— start of The records —

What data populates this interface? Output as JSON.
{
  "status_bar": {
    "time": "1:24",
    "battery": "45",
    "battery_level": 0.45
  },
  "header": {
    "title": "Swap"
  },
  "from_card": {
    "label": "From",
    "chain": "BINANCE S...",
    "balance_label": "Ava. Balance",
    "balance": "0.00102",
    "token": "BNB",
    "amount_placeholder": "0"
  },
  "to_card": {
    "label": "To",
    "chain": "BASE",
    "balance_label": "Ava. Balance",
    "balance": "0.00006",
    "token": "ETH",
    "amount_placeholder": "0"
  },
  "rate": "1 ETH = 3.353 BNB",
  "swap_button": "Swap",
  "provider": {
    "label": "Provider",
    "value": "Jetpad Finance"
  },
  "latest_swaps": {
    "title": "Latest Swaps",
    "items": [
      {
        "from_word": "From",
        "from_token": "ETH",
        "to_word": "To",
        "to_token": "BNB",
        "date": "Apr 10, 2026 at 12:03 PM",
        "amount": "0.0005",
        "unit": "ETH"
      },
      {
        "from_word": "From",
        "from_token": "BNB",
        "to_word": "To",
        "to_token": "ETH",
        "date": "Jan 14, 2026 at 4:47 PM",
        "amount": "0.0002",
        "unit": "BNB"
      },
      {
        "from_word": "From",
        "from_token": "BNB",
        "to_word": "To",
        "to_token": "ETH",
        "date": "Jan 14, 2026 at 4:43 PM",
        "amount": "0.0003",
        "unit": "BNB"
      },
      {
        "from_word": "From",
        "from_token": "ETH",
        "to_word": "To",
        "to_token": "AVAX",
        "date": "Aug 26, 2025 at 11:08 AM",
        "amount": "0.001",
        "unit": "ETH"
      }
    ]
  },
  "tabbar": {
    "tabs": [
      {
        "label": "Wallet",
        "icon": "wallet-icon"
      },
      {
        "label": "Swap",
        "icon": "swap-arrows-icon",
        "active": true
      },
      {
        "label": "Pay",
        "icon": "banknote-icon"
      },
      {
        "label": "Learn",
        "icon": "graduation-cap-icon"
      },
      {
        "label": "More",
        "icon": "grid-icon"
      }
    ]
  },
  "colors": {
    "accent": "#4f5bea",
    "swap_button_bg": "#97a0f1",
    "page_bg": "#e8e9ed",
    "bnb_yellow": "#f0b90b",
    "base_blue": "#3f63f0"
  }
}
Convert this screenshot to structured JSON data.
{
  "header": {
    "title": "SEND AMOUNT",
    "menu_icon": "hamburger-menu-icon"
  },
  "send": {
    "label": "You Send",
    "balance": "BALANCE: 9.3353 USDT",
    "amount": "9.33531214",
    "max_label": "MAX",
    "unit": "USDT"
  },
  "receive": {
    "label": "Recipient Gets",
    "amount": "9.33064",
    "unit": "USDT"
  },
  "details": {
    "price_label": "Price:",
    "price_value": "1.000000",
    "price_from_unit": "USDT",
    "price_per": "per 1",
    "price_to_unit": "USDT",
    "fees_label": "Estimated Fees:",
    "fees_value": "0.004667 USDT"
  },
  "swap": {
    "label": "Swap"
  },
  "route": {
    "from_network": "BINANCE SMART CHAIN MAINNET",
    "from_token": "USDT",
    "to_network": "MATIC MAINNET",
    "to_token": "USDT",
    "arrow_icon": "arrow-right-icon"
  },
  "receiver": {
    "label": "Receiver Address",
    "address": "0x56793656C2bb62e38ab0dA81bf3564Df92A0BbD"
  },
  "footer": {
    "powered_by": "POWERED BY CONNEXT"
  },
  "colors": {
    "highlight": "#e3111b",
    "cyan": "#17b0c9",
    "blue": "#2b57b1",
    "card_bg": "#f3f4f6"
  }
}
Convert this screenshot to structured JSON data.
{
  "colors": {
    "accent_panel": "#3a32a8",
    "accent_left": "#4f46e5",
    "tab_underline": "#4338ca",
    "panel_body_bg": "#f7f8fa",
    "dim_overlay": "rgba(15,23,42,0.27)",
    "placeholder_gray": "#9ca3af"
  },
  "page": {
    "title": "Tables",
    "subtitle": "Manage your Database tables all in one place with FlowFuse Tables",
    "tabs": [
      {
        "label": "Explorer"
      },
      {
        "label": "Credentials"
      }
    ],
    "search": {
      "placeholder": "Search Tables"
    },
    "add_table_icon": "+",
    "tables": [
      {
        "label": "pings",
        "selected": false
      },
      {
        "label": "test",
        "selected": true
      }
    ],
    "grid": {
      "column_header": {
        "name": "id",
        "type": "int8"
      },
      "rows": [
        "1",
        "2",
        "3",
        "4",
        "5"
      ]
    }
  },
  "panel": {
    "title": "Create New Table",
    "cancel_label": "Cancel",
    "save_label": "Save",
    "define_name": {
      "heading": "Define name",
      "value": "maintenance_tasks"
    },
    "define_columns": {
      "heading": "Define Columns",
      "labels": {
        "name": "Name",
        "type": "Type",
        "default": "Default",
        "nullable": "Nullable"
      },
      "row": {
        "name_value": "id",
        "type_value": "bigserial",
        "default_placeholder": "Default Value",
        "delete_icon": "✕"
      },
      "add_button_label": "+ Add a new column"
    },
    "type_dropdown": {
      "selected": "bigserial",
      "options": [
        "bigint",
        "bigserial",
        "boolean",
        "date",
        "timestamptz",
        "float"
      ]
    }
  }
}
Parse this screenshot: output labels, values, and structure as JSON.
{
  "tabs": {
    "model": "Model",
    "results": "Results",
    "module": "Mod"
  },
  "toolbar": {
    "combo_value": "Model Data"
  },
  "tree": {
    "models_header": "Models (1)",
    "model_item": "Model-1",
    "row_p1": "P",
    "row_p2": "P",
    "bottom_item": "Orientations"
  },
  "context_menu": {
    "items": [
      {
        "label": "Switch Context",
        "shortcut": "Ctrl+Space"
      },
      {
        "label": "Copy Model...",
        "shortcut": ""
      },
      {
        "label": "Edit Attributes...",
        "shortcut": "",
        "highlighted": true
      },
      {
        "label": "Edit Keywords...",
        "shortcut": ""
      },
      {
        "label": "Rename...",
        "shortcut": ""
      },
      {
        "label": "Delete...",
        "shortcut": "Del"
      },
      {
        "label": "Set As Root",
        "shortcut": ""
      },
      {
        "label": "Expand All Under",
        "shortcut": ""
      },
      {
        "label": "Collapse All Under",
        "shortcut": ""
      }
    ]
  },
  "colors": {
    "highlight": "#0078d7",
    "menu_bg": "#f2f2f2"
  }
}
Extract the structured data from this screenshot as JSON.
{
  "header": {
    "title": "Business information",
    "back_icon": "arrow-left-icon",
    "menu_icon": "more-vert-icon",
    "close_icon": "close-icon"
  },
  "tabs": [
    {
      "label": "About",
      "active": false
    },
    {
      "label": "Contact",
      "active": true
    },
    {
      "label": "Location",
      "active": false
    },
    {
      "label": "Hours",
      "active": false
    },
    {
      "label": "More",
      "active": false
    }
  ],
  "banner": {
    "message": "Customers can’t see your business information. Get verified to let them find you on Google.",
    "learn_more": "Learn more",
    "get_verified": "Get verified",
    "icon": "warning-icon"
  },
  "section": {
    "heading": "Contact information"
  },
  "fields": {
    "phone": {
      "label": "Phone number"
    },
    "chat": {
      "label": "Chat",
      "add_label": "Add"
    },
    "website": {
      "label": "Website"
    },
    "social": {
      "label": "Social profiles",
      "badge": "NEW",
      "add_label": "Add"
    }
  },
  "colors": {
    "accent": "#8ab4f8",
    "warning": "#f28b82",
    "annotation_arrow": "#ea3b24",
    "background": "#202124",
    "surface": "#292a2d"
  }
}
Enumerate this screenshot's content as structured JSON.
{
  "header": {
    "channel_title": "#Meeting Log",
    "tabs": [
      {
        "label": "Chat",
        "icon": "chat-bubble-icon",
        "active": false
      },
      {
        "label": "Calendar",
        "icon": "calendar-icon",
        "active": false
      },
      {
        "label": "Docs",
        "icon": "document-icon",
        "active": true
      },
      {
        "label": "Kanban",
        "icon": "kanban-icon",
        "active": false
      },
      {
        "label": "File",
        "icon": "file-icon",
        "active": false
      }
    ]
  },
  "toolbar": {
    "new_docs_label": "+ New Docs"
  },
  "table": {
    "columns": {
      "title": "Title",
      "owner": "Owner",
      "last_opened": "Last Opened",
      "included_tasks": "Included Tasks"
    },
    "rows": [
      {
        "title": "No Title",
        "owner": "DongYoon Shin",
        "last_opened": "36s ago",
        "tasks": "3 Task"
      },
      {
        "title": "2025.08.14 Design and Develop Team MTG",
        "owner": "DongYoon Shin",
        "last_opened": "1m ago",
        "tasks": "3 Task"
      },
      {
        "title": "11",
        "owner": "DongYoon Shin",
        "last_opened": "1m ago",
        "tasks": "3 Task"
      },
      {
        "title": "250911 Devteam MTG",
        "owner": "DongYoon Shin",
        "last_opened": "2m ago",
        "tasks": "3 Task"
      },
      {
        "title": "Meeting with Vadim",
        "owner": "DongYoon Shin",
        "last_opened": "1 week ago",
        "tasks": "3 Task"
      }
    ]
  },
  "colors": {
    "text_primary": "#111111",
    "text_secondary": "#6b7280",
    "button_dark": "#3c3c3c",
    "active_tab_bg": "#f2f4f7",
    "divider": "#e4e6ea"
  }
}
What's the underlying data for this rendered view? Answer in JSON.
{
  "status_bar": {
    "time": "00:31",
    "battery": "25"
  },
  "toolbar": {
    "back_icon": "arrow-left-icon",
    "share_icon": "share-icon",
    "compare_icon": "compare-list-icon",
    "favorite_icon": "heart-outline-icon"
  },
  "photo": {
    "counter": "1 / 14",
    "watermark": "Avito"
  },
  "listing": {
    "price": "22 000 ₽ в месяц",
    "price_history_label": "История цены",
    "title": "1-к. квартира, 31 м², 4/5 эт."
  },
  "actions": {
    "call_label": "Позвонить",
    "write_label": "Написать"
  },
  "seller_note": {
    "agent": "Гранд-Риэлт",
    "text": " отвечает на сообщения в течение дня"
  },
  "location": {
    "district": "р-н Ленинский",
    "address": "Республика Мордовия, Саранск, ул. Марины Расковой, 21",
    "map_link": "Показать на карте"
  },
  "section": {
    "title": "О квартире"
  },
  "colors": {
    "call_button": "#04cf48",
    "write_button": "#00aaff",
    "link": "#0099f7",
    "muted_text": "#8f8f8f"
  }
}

— end of The records —

§ **Requirement**
From the records given above, copy all lines containing "bigserial".

§ **Result of the task**
        "type_value": "bigserial",
      "selected": "bigserial",
        "bigserial",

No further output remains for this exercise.